All of the records below need to be written out exactly, but without the pictures.

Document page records
▼

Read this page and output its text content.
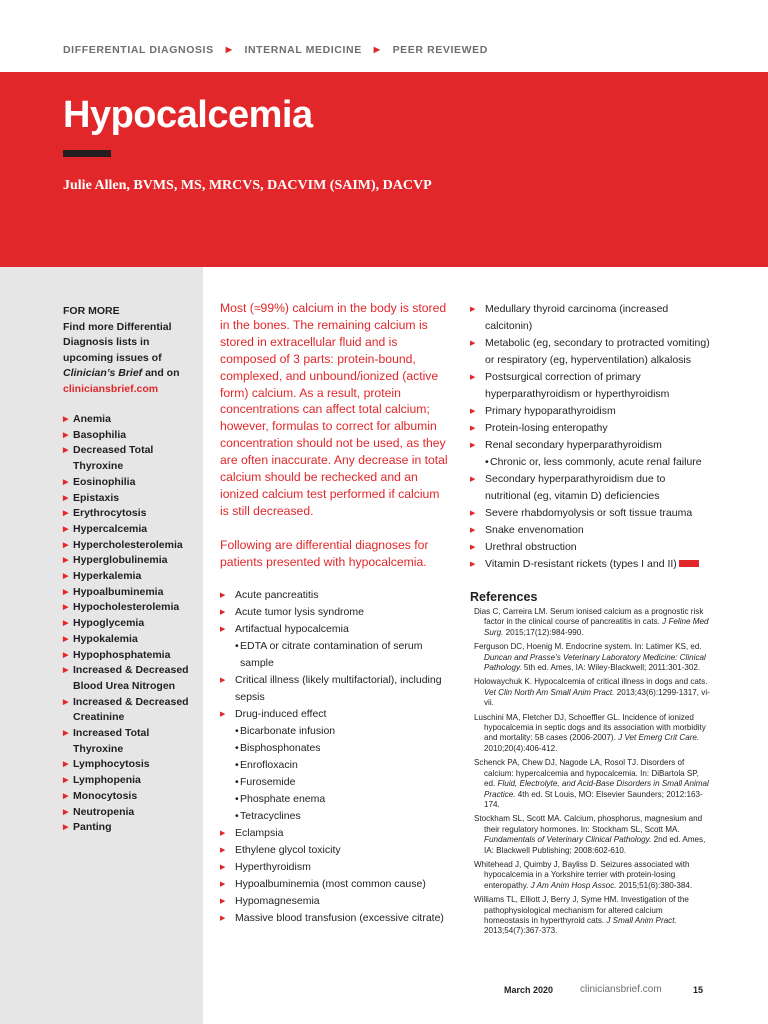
DIFFERENTIAL DIAGNOSIS ▶ INTERNAL MEDICINE ▶ PEER REVIEWED
Hypocalcemia
Julie Allen, BVMS, MS, MRCVS, DACVIM (SAIM), DACVP
FOR MORE
Find more Differential Diagnosis lists in upcoming issues of Clinician’s Brief and on cliniciansbrief.com
▶ Anemia
▶ Basophilia
▶ Decreased Total Thyroxine
▶ Eosinophilia
▶ Epistaxis
▶ Erythrocytosis
▶ Hypercalcemia
▶ Hypercholesterolemia
▶ Hyperglobulinemia
▶ Hyperkalemia
▶ Hypoalbuminemia
▶ Hypocholesterolemia
▶ Hypoglycemia
▶ Hypokalemia
▶ Hypophosphatemia
▶ Increased & Decreased Blood Urea Nitrogen
▶ Increased & Decreased Creatinine
▶ Increased Total Thyroxine
▶ Lymphocytosis
▶ Lymphopenia
▶ Monocytosis
▶ Neutropenia
▶ Panting

Most (≈99%) calcium in the body is stored in the bones. The remaining calcium is stored in extracellular fluid and is composed of 3 parts: protein-bound, complexed, and unbound/ionized (active form) calcium. As a result, protein concentrations can affect total calcium; however, formulas to correct for albumin concentration should not be used, as they are often inaccurate. Any decrease in total calcium should be rechecked and an ionized calcium test performed if calcium is still decreased.

Following are differential diagnoses for patients presented with hypocalcemia.

▶ Acute pancreatitis
▶ Acute tumor lysis syndrome
▶ Artifactual hypocalcemia
• EDTA or citrate contamination of serum sample
▶ Critical illness (likely multifactorial), including sepsis
▶ Drug-induced effect
• Bicarbonate infusion
• Bisphosphonates
• Enrofloxacin
• Furosemide
• Phosphate enema
• Tetracyclines
▶ Eclampsia
▶ Ethylene glycol toxicity
▶ Hyperthyroidism
▶ Hypoalbuminemia (most common cause)
▶ Hypomagnesemia
▶ Massive blood transfusion (excessive citrate)
▶ Medullary thyroid carcinoma (increased calcitonin)
▶ Metabolic (eg, secondary to protracted vomiting) or respiratory (eg, hyperventilation) alkalosis
▶ Postsurgical correction of primary hyperparathyroidism or hyperthyroidism
▶ Primary hypoparathyroidism
▶ Protein-losing enteropathy
▶ Renal secondary hyperparathyroidism
• Chronic or, less commonly, acute renal failure
▶ Secondary hyperparathyroidism due to nutritional (eg, vitamin D) deficiencies
▶ Severe rhabdomyolysis or soft tissue trauma
▶ Snake envenomation
▶ Urethral obstruction
▶ Vitamin D-resistant rickets (types I and II)
References
Dias C, Carreira LM. Serum ionised calcium as a prognostic risk factor in the clinical course of pancreatitis in cats. J Feline Med Surg. 2015;17(12):984-990.
Ferguson DC, Hoenig M. Endocrine system. In: Latimer KS, ed. Duncan and Prasse’s Veterinary Laboratory Medicine: Clinical Pathology. 5th ed. Ames, IA: Wiley-Blackwell; 2011:301-302.
Holowaychuk K. Hypocalcemia of critical illness in dogs and cats. Vet Clin North Am Small Anim Pract. 2013;43(6):1299-1317, vi-vii.
Luschini MA, Fletcher DJ, Schoeffler GL. Incidence of ionized hypocalcemia in septic dogs and its association with morbidity and mortality: 58 cases (2006-2007). J Vet Emerg Crit Care. 2010;20(4):406-412.
Schenck PA, Chew DJ, Nagode LA, Rosol TJ. Disorders of calcium: hypercalcemia and hypocalcemia. In: DiBartola SP, ed. Fluid, Electrolyte, and Acid-Base Disorders in Small Animal Practice. 4th ed. St Louis, MO: Elsevier Saunders; 2012:163-174.
Stockham SL, Scott MA. Calcium, phosphorus, magnesium and their regulatory hormones. In: Stockham SL, Scott MA. Fundamentals of Veterinary Clinical Pathology. 2nd ed. Ames, IA: Blackwell Publishing; 2008:602-610.
Whitehead J, Quimby J, Bayliss D. Seizures associated with hypocalcemia in a Yorkshire terrier with protein-losing enteropathy. J Am Anim Hosp Assoc. 2015;51(6):380-384.
Williams TL, Elliott J, Berry J, Syme HM. Investigation of the pathophysiological mechanism for altered calcium homeostasis in hyperthyroid cats. J Small Anim Pract. 2013;54(7):367-373.
March 2020	cliniciansbrief.com	15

▲

SOLUTION TO THE PROBLEM.
Read this page and output its text content.
DIFFERENTIAL DIAGNOSIS ▶ INTERNAL MEDICINE ▶ PEER REVIEWED
Hypocalcemia
Julie Allen, BVMS, MS, MRCVS, DACVIM (SAIM), DACVP
FOR MORE
Find more Differential Diagnosis lists in upcoming issues of Clinician’s Brief and on cliniciansbrief.com
▶ Anemia
▶ Basophilia
▶ Decreased Total Thyroxine
▶ Eosinophilia
▶ Epistaxis
▶ Erythrocytosis
▶ Hypercalcemia
▶ Hypercholesterolemia
▶ Hyperglobulinemia
▶ Hyperkalemia
▶ Hypoalbuminemia
▶ Hypocholesterolemia
▶ Hypoglycemia
▶ Hypokalemia
▶ Hypophosphatemia
▶ Increased & Decreased Blood Urea Nitrogen
▶ Increased & Decreased Creatinine
▶ Increased Total Thyroxine
▶ Lymphocytosis
▶ Lymphopenia
▶ Monocytosis
▶ Neutropenia
▶ Panting

Most (≈99%) calcium in the body is stored in the bones. The remaining calcium is stored in extracellular fluid and is composed of 3 parts: protein-bound, complexed, and unbound/ionized (active form) calcium. As a result, protein concentrations can affect total calcium; however, formulas to correct for albumin concentration should not be used, as they are often inaccurate. Any decrease in total calcium should be rechecked and an ionized calcium test performed if calcium is still decreased.

Following are differential diagnoses for patients presented with hypocalcemia.

▶ Acute pancreatitis
▶ Acute tumor lysis syndrome
▶ Artifactual hypocalcemia
• EDTA or citrate contamination of serum sample
▶ Critical illness (likely multifactorial), including sepsis
▶ Drug-induced effect
• Bicarbonate infusion
• Bisphosphonates
• Enrofloxacin
• Furosemide
• Phosphate enema
• Tetracyclines
▶ Eclampsia
▶ Ethylene glycol toxicity
▶ Hyperthyroidism
▶ Hypoalbuminemia (most common cause)
▶ Hypomagnesemia
▶ Massive blood transfusion (excessive citrate)
▶ Medullary thyroid carcinoma (increased calcitonin)
▶ Metabolic (eg, secondary to protracted vomiting) or respiratory (eg, hyperventilation) alkalosis
▶ Postsurgical correction of primary hyperparathyroidism or hyperthyroidism
▶ Primary hypoparathyroidism
▶ Protein-losing enteropathy
▶ Renal secondary hyperparathyroidism
• Chronic or, less commonly, acute renal failure
▶ Secondary hyperparathyroidism due to nutritional (eg, vitamin D) deficiencies
▶ Severe rhabdomyolysis or soft tissue trauma
▶ Snake envenomation
▶ Urethral obstruction
▶ Vitamin D-resistant rickets (types I and II)
References
Dias C, Carreira LM. Serum ionised calcium as a prognostic risk factor in the clinical course of pancreatitis in cats. J Feline Med Surg. 2015;17(12):984-990.
Ferguson DC, Hoenig M. Endocrine system. In: Latimer KS, ed. Duncan and Prasse’s Veterinary Laboratory Medicine: Clinical Pathology. 5th ed. Ames, IA: Wiley-Blackwell; 2011:301-302.
Holowaychuk K. Hypocalcemia of critical illness in dogs and cats. Vet Clin North Am Small Anim Pract. 2013;43(6):1299-1317, vi-vii.
Luschini MA, Fletcher DJ, Schoeffler GL. Incidence of ionized hypocalcemia in septic dogs and its association with morbidity and mortality: 58 cases (2006-2007). J Vet Emerg Crit Care. 2010;20(4):406-412.
Schenck PA, Chew DJ, Nagode LA, Rosol TJ. Disorders of calcium: hypercalcemia and hypocalcemia. In: DiBartola SP, ed. Fluid, Electrolyte, and Acid-Base Disorders in Small Animal Practice. 4th ed. St Louis, MO: Elsevier Saunders; 2012:163-174.
Stockham SL, Scott MA. Calcium, phosphorus, magnesium and their regulatory hormones. In: Stockham SL, Scott MA. Fundamentals of Veterinary Clinical Pathology. 2nd ed. Ames, IA: Blackwell Publishing; 2008:602-610.
Whitehead J, Quimby J, Bayliss D. Seizures associated with hypocalcemia in a Yorkshire terrier with protein-losing enteropathy. J Am Anim Hosp Assoc. 2015;51(6):380-384.
Williams TL, Elliott J, Berry J, Syme HM. Investigation of the pathophysiological mechanism for altered calcium homeostasis in hyperthyroid cats. J Small Anim Pract. 2013;54(7):367-373.
March 2020	cliniciansbrief.com	15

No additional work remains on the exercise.